■ **JOB**
Return the material exactly as supplied, apart from the pictures, which are omitted.

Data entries
----

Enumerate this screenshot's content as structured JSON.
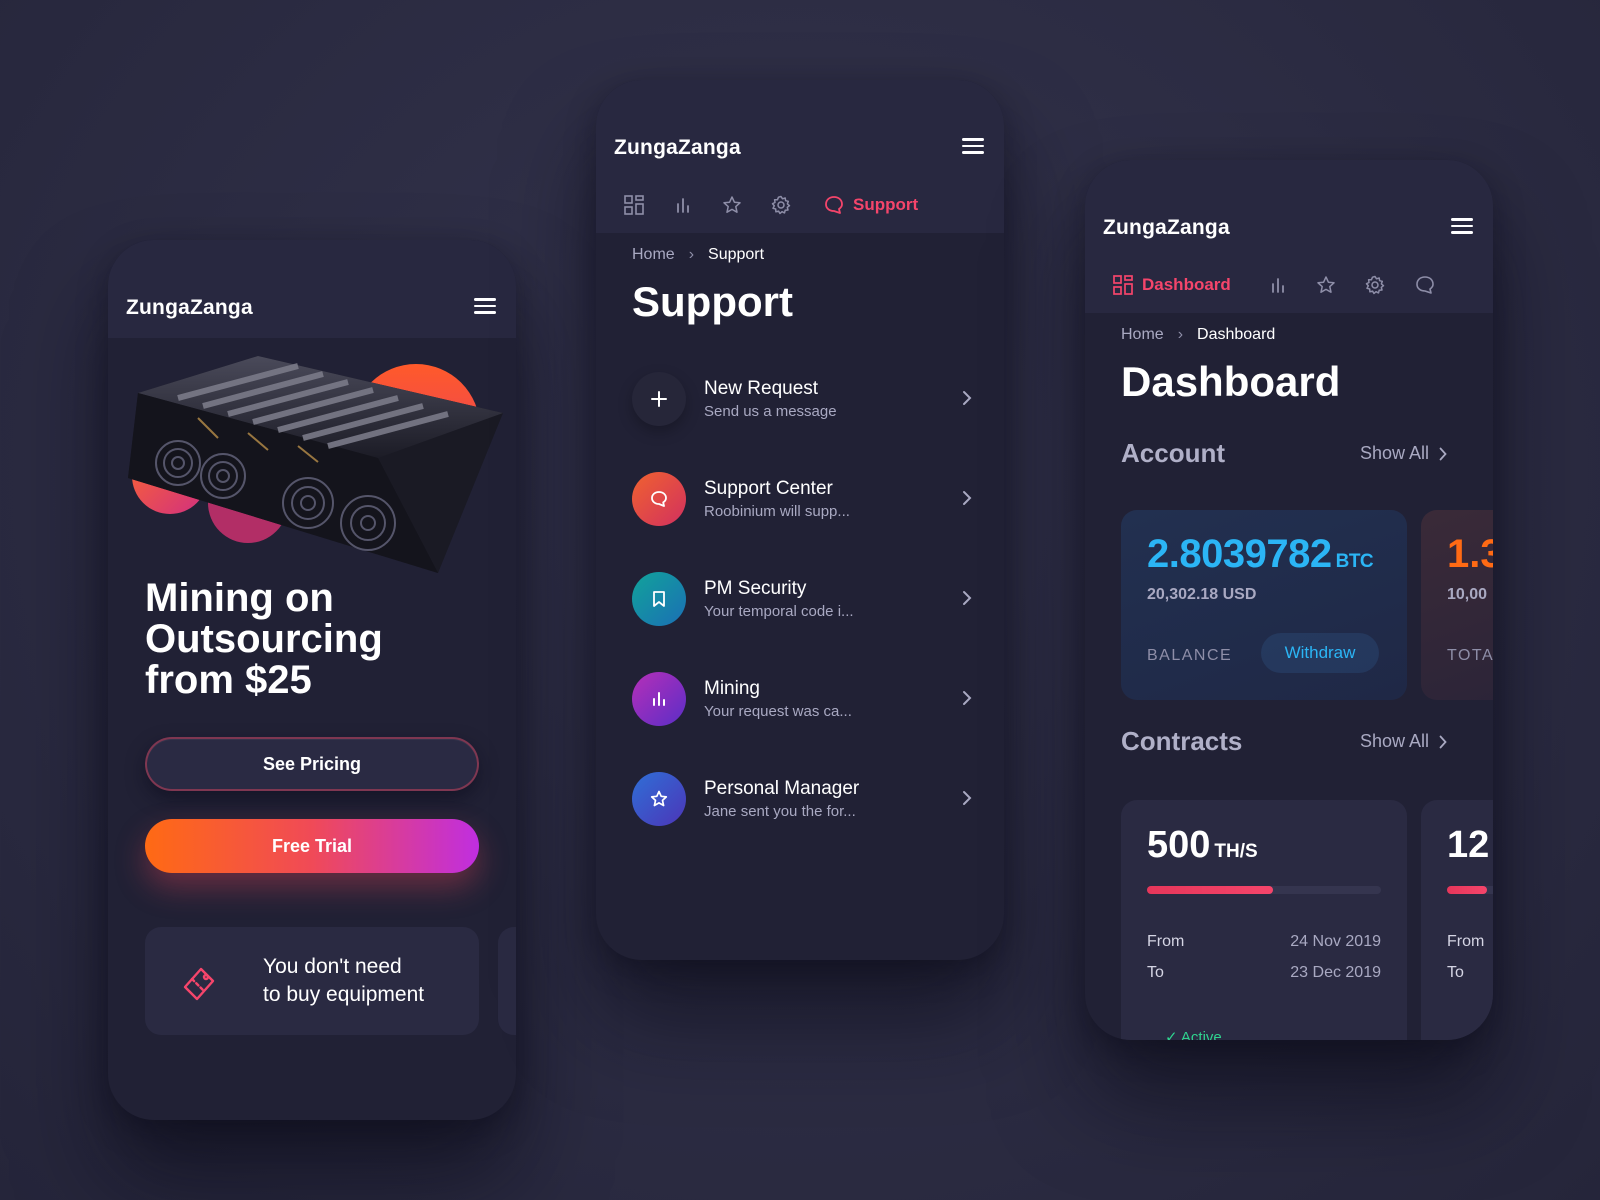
{
  "brand": "ZungaZanga",
  "colors": {
    "background": "#2c2c43",
    "card": "#212135",
    "accent_red": "#f5456b",
    "accent_blue": "#2bb5f5",
    "accent_orange": "#ff6a14",
    "gradient_end": "#c02ee0",
    "active_green": "#2fd38f"
  },
  "landing": {
    "title_line1": "Mining on",
    "title_line2": "Outsourcing",
    "title_line3": "from $25",
    "see_pricing": "See Pricing",
    "free_trial": "Free Trial",
    "info_card_icon": "ticket-icon",
    "info_line1": "You don't need",
    "info_line2": "to buy equipment"
  },
  "support": {
    "active_tab": "Support",
    "tabs": [
      "grid-icon",
      "bars-icon",
      "star-icon",
      "gear-icon",
      "chat-icon"
    ],
    "breadcrumb_home": "Home",
    "breadcrumb_current": "Support",
    "title": "Support",
    "items": [
      {
        "title": "New Request",
        "subtitle": "Send us a message",
        "icon": "plus-icon"
      },
      {
        "title": "Support Center",
        "subtitle": "Roobinium will supp...",
        "icon": "chat-icon"
      },
      {
        "title": "PM Security",
        "subtitle": "Your temporal code i...",
        "icon": "bookmark-icon"
      },
      {
        "title": "Mining",
        "subtitle": "Your request was ca...",
        "icon": "bars-icon"
      },
      {
        "title": "Personal Manager",
        "subtitle": "Jane sent you the for...",
        "icon": "star-icon"
      }
    ]
  },
  "dashboard": {
    "active_tab": "Dashboard",
    "breadcrumb_home": "Home",
    "breadcrumb_current": "Dashboard",
    "title": "Dashboard",
    "account_title": "Account",
    "contracts_title": "Contracts",
    "show_all": "Show All",
    "account": {
      "btc_value": "2.8039782",
      "btc_unit": "BTC",
      "usd_value": "20,302.18 USD",
      "balance_label": "BALANCE",
      "withdraw": "Withdraw"
    },
    "account_peek": {
      "value": "1.3",
      "sub": "10,00",
      "label": "TOTA"
    },
    "contract": {
      "hashrate": "500",
      "hashrate_unit": "TH/S",
      "progress": 0.54,
      "from_label": "From",
      "from_value": "24 Nov 2019",
      "to_label": "To",
      "to_value": "23 Dec 2019",
      "status": "✓ Active"
    },
    "contract_peek": {
      "hashrate": "12",
      "from_label": "From",
      "to_label": "To"
    }
  }
}
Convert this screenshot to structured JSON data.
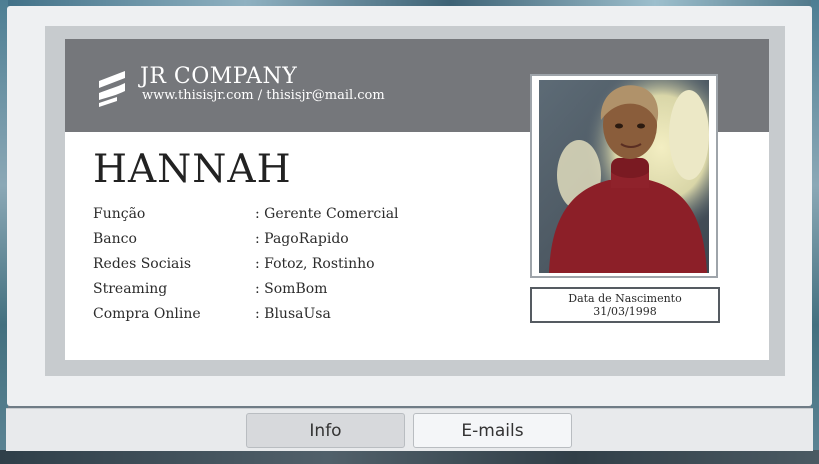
{
  "company": {
    "name": "JR COMPANY",
    "contact": "www.thisisjr.com / thisisjr@mail.com",
    "logo_icon": "jr-logo-icon"
  },
  "profile": {
    "name": "HANNAH",
    "fields": [
      {
        "label": "Função",
        "value": ": Gerente Comercial"
      },
      {
        "label": "Banco",
        "value": ": PagoRapido"
      },
      {
        "label": "Redes Sociais",
        "value": ": Fotoz, Rostinho"
      },
      {
        "label": "Streaming",
        "value": ": SomBom"
      },
      {
        "label": "Compra Online",
        "value": ": BlusaUsa"
      }
    ],
    "dob_label": "Data de Nascimento",
    "dob_value": "31/03/1998"
  },
  "tabs": {
    "info_label": "Info",
    "emails_label": "E-mails"
  },
  "colors": {
    "header": "#75777b",
    "screen_bezel": "#c7cbce",
    "sweater": "#8c1f28"
  }
}
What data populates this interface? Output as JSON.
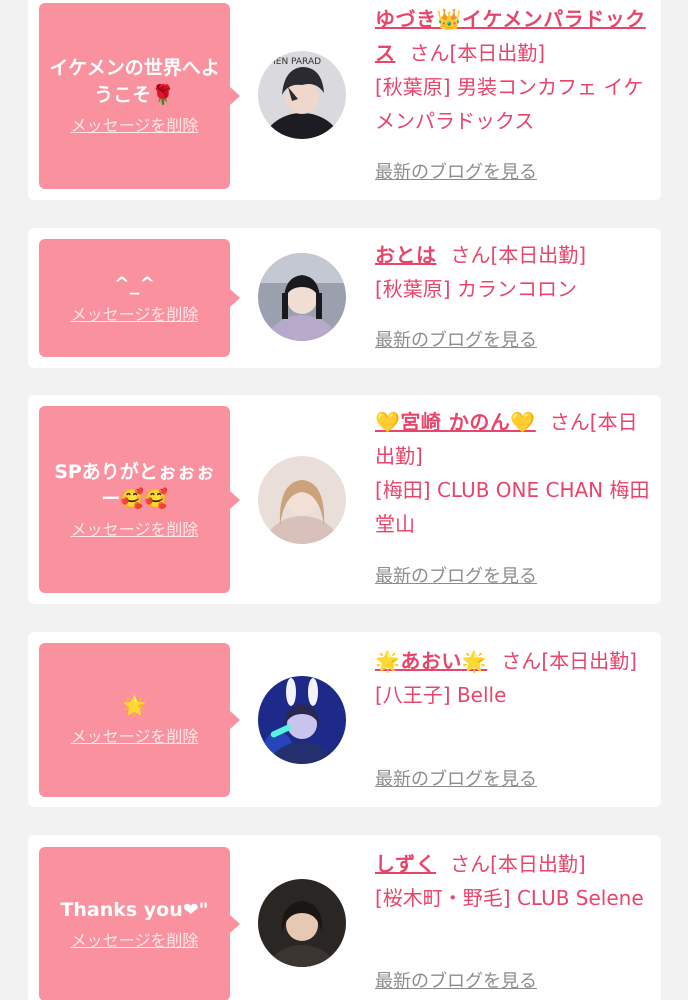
{
  "entries": [
    {
      "message": "イケメンの世界へようこそ🌹",
      "delete_label": "メッセージを削除",
      "name": "ゆづき👑イケメンパラドックス",
      "honorific": "さん",
      "status": "[本日出勤]",
      "shop": "[秋葉原] 男装コンカフェ イケメンパラドックス",
      "blog_label": "最新のブログを見る",
      "avatar_text": "MEN PARAD"
    },
    {
      "message": "^_^",
      "delete_label": "メッセージを削除",
      "name": "おとは",
      "honorific": "さん",
      "status": "[本日出勤]",
      "shop": "[秋葉原] カランコロン",
      "blog_label": "最新のブログを見る"
    },
    {
      "message": "SPありがとぉぉぉー🥰🥰",
      "delete_label": "メッセージを削除",
      "name": "💛宮崎 かのん💛",
      "honorific": "さん",
      "status": "[本日出勤]",
      "shop": "[梅田] CLUB ONE CHAN 梅田堂山",
      "blog_label": "最新のブログを見る"
    },
    {
      "message": "🌟",
      "delete_label": "メッセージを削除",
      "name": "🌟あおい🌟",
      "honorific": "さん",
      "status": "[本日出勤]",
      "shop": "[八王子] Belle",
      "blog_label": "最新のブログを見る"
    },
    {
      "message": "Thanks you❤\"",
      "delete_label": "メッセージを削除",
      "name": "しずく",
      "honorific": "さん",
      "status": "[本日出勤]",
      "shop": "[桜木町・野毛] CLUB Selene",
      "blog_label": "最新のブログを見る"
    }
  ],
  "colors": {
    "background": "#f2f2f3",
    "bubble": "#f9919f",
    "accent_text": "#e8456a",
    "blog_link": "#8d8d8d"
  }
}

----

■ **PROBLEM SOLUTION**
Enumerate this screenshot's content as structured JSON.
{
  "brand": "ZungaZanga",
  "colors": {
    "background": "#2c2c43",
    "card": "#212135",
    "accent_red": "#f5456b",
    "accent_blue": "#2bb5f5",
    "accent_orange": "#ff6a14",
    "gradient_end": "#c02ee0",
    "active_green": "#2fd38f"
  },
  "landing": {
    "title_line1": "Mining on",
    "title_line2": "Outsourcing",
    "title_line3": "from $25",
    "see_pricing": "See Pricing",
    "free_trial": "Free Trial",
    "info_card_icon": "ticket-icon",
    "info_line1": "You don't need",
    "info_line2": "to buy equipment"
  },
  "support": {
    "active_tab": "Support",
    "tabs": [
      "grid-icon",
      "bars-icon",
      "star-icon",
      "gear-icon",
      "chat-icon"
    ],
    "breadcrumb_home": "Home",
    "breadcrumb_current": "Support",
    "title": "Support",
    "items": [
      {
        "title": "New Request",
        "subtitle": "Send us a message",
        "icon": "plus-icon"
      },
      {
        "title": "Support Center",
        "subtitle": "Roobinium will supp...",
        "icon": "chat-icon"
      },
      {
        "title": "PM Security",
        "subtitle": "Your temporal code i...",
        "icon": "bookmark-icon"
      },
      {
        "title": "Mining",
        "subtitle": "Your request was ca...",
        "icon": "bars-icon"
      },
      {
        "title": "Personal Manager",
        "subtitle": "Jane sent you the for...",
        "icon": "star-icon"
      }
    ]
  },
  "dashboard": {
    "active_tab": "Dashboard",
    "breadcrumb_home": "Home",
    "breadcrumb_current": "Dashboard",
    "title": "Dashboard",
    "account_title": "Account",
    "contracts_title": "Contracts",
    "show_all": "Show All",
    "account": {
      "btc_value": "2.8039782",
      "btc_unit": "BTC",
      "usd_value": "20,302.18 USD",
      "balance_label": "BALANCE",
      "withdraw": "Withdraw"
    },
    "account_peek": {
      "value": "1.3",
      "sub": "10,00",
      "label": "TOTA"
    },
    "contract": {
      "hashrate": "500",
      "hashrate_unit": "TH/S",
      "progress": 0.54,
      "from_label": "From",
      "from_value": "24 Nov 2019",
      "to_label": "To",
      "to_value": "23 Dec 2019",
      "status": "✓ Active"
    },
    "contract_peek": {
      "hashrate": "12",
      "from_label": "From",
      "to_label": "To"
    }
  }
}
Convert this screenshot to structured JSON data.
{
  "company": {
    "name": "JR COMPANY",
    "contact": "www.thisisjr.com / thisisjr@mail.com",
    "logo_icon": "jr-logo-icon"
  },
  "profile": {
    "name": "HANNAH",
    "fields": [
      {
        "label": "Função",
        "value": ": Gerente Comercial"
      },
      {
        "label": "Banco",
        "value": ": PagoRapido"
      },
      {
        "label": "Redes Sociais",
        "value": ": Fotoz, Rostinho"
      },
      {
        "label": "Streaming",
        "value": ": SomBom"
      },
      {
        "label": "Compra Online",
        "value": ": BlusaUsa"
      }
    ],
    "dob_label": "Data de Nascimento",
    "dob_value": "31/03/1998"
  },
  "tabs": {
    "info_label": "Info",
    "emails_label": "E-mails"
  },
  "colors": {
    "header": "#75777b",
    "screen_bezel": "#c7cbce",
    "sweater": "#8c1f28"
  }
}
What data populates this interface? Output as JSON.
{
  "entries": [
    {
      "message": "イケメンの世界へようこそ🌹",
      "delete_label": "メッセージを削除",
      "name": "ゆづき👑イケメンパラドックス",
      "honorific": "さん",
      "status": "[本日出勤]",
      "shop": "[秋葉原] 男装コンカフェ イケメンパラドックス",
      "blog_label": "最新のブログを見る",
      "avatar_text": "MEN PARAD"
    },
    {
      "message": "^_^",
      "delete_label": "メッセージを削除",
      "name": "おとは",
      "honorific": "さん",
      "status": "[本日出勤]",
      "shop": "[秋葉原] カランコロン",
      "blog_label": "最新のブログを見る"
    },
    {
      "message": "SPありがとぉぉぉー🥰🥰",
      "delete_label": "メッセージを削除",
      "name": "💛宮崎 かのん💛",
      "honorific": "さん",
      "status": "[本日出勤]",
      "shop": "[梅田] CLUB ONE CHAN 梅田堂山",
      "blog_label": "最新のブログを見る"
    },
    {
      "message": "🌟",
      "delete_label": "メッセージを削除",
      "name": "🌟あおい🌟",
      "honorific": "さん",
      "status": "[本日出勤]",
      "shop": "[八王子] Belle",
      "blog_label": "最新のブログを見る"
    },
    {
      "message": "Thanks you❤\"",
      "delete_label": "メッセージを削除",
      "name": "しずく",
      "honorific": "さん",
      "status": "[本日出勤]",
      "shop": "[桜木町・野毛] CLUB Selene",
      "blog_label": "最新のブログを見る"
    }
  ],
  "colors": {
    "background": "#f2f2f3",
    "bubble": "#f9919f",
    "accent_text": "#e8456a",
    "blog_link": "#8d8d8d"
  }
}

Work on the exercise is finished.